* _Task to carry out_
Filter these entries, keeping only lines that hold the word "this".

┌─ Provided material

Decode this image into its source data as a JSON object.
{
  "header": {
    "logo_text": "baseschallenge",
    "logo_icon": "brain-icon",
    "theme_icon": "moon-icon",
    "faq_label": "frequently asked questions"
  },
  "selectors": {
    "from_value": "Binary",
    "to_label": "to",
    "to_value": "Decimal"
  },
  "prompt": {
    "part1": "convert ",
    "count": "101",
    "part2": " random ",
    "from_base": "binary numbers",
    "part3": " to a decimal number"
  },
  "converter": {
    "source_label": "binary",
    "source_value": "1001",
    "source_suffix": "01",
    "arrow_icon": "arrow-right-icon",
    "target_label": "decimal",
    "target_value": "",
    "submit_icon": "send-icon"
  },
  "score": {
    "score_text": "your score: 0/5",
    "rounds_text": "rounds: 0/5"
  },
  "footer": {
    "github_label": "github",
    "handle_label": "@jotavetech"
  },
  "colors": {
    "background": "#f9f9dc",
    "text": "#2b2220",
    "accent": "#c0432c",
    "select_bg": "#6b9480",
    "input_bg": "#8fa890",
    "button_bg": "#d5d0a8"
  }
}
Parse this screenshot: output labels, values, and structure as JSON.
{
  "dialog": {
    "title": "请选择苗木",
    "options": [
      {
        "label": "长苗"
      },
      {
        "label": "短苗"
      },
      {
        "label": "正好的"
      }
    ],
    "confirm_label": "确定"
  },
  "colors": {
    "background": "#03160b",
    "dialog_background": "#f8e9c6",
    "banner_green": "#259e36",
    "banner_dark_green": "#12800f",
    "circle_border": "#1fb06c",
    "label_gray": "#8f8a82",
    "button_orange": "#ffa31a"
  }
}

└─

* _Response_
Decode this image into its source data as a JSON object.
Parse this screenshot: output labels, values, and structure as JSON.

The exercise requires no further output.